# Directions
Scan the material below for the string "BANDUNG", and copy every line where it shows up.

# Material for the task
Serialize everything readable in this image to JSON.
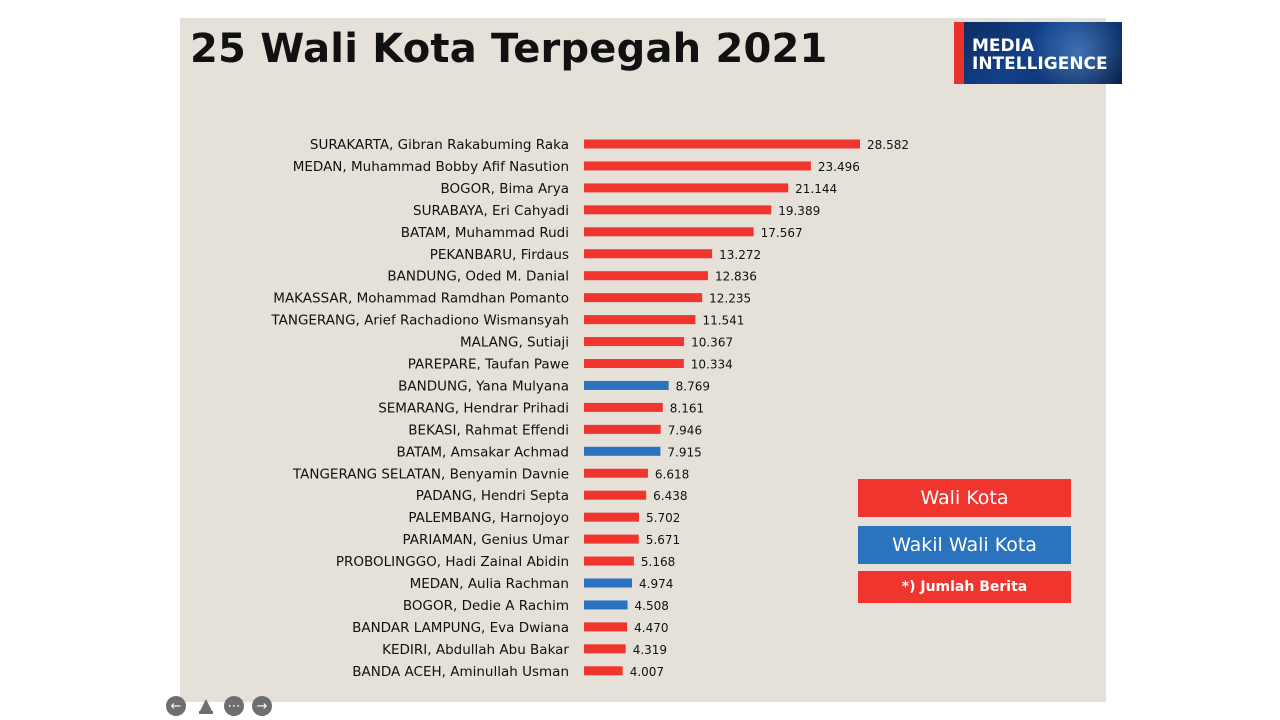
{
  "slide": {
    "title": "25 Wali Kota Terpegah 2021",
    "logo": {
      "line1": "MEDIA",
      "line2": "INTELLIGENCE"
    }
  },
  "legend": {
    "wali_kota": "Wali Kota",
    "wakil_wali_kota": "Wakil Wali Kota",
    "note": "*) Jumlah Berita"
  },
  "colors": {
    "wali_kota": "#f0342e",
    "wakil_wali_kota": "#2a73bf"
  },
  "controls": {
    "prev_icon": "arrow-left-icon",
    "pointer_icon": "pointer-icon",
    "more_icon": "more-icon",
    "next_icon": "arrow-right-icon"
  },
  "chart_data": {
    "type": "bar",
    "orientation": "horizontal",
    "title": "25 Wali Kota Terpegah 2021",
    "categories": [
      "SURAKARTA, Gibran Rakabuming Raka",
      "MEDAN, Muhammad Bobby Afif Nasution",
      "BOGOR, Bima Arya",
      "SURABAYA, Eri Cahyadi",
      "BATAM, Muhammad Rudi",
      "PEKANBARU, Firdaus",
      "BANDUNG, Oded M. Danial",
      "MAKASSAR, Mohammad Ramdhan Pomanto",
      "TANGERANG, Arief Rachadiono Wismansyah",
      "MALANG, Sutiaji",
      "PAREPARE, Taufan Pawe",
      "BANDUNG, Yana Mulyana",
      "SEMARANG, Hendrar Prihadi",
      "BEKASI, Rahmat Effendi",
      "BATAM, Amsakar Achmad",
      "TANGERANG SELATAN, Benyamin Davnie",
      "PADANG, Hendri Septa",
      "PALEMBANG, Harnojoyo",
      "PARIAMAN, Genius Umar",
      "PROBOLINGGO, Hadi Zainal Abidin",
      "MEDAN, Aulia Rachman",
      "BOGOR, Dedie A Rachim",
      "BANDAR LAMPUNG, Eva Dwiana",
      "KEDIRI, Abdullah Abu Bakar",
      "BANDA ACEH, Aminullah Usman"
    ],
    "values": [
      28582,
      23496,
      21144,
      19389,
      17567,
      13272,
      12836,
      12235,
      11541,
      10367,
      10334,
      8769,
      8161,
      7946,
      7915,
      6618,
      6438,
      5702,
      5671,
      5168,
      4974,
      4508,
      4470,
      4319,
      4007
    ],
    "value_labels": [
      "28.582",
      "23.496",
      "21.144",
      "19.389",
      "17.567",
      "13.272",
      "12.836",
      "12.235",
      "11.541",
      "10.367",
      "10.334",
      "8.769",
      "8.161",
      "7.946",
      "7.915",
      "6.618",
      "6.438",
      "5.702",
      "5.671",
      "5.168",
      "4.974",
      "4.508",
      "4.470",
      "4.319",
      "4.007"
    ],
    "group": [
      "Wali Kota",
      "Wali Kota",
      "Wali Kota",
      "Wali Kota",
      "Wali Kota",
      "Wali Kota",
      "Wali Kota",
      "Wali Kota",
      "Wali Kota",
      "Wali Kota",
      "Wali Kota",
      "Wakil Wali Kota",
      "Wali Kota",
      "Wali Kota",
      "Wakil Wali Kota",
      "Wali Kota",
      "Wali Kota",
      "Wali Kota",
      "Wali Kota",
      "Wali Kota",
      "Wakil Wali Kota",
      "Wakil Wali Kota",
      "Wali Kota",
      "Wali Kota",
      "Wali Kota"
    ],
    "legend": [
      "Wali Kota",
      "Wakil Wali Kota"
    ],
    "xlabel": "",
    "ylabel": "",
    "xlim": [
      0,
      28582
    ],
    "grid": false,
    "legend_position": "bottom-right"
  }
}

# Task result
      "BANDUNG, Oded M. Danial",
      "BANDUNG, Yana Mulyana",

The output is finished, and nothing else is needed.